GIVEN REQUEST:
Locate the word "label" in the entries below, then gather every line that holds it.

Data entries:
** Start **
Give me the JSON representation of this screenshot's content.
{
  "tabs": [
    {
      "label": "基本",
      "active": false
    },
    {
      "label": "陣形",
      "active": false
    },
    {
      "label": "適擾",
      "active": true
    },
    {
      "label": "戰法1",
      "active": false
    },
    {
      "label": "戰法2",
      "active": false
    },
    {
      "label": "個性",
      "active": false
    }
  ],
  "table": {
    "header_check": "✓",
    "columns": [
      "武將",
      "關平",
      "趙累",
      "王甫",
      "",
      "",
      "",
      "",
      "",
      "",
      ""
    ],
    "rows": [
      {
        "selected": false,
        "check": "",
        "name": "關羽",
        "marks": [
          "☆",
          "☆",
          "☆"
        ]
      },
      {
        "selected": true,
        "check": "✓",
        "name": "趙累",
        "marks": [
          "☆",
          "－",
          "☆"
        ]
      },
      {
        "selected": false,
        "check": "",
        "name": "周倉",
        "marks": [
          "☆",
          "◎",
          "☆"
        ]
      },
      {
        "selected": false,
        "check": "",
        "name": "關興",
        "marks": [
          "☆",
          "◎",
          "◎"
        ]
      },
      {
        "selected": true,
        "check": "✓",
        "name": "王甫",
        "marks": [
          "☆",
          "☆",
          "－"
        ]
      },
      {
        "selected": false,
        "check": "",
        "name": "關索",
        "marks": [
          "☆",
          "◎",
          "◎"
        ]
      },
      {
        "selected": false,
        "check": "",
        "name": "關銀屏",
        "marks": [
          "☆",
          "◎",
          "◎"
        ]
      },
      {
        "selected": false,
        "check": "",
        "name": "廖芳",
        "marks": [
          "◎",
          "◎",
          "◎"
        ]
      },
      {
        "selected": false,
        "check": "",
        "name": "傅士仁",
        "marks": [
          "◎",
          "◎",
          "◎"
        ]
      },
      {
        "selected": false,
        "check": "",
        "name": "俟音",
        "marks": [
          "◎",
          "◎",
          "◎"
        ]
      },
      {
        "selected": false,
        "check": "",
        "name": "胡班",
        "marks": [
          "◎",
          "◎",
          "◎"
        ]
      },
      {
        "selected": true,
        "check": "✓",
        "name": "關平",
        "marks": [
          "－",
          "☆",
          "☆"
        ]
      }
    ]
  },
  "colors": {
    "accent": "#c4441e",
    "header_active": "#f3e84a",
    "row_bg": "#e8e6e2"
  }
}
** End **
THE RESPONSE:
      "label": "基本",
      "label": "陣形",
      "label": "適擾",
      "label": "戰法1",
      "label": "戰法2",
      "label": "個性",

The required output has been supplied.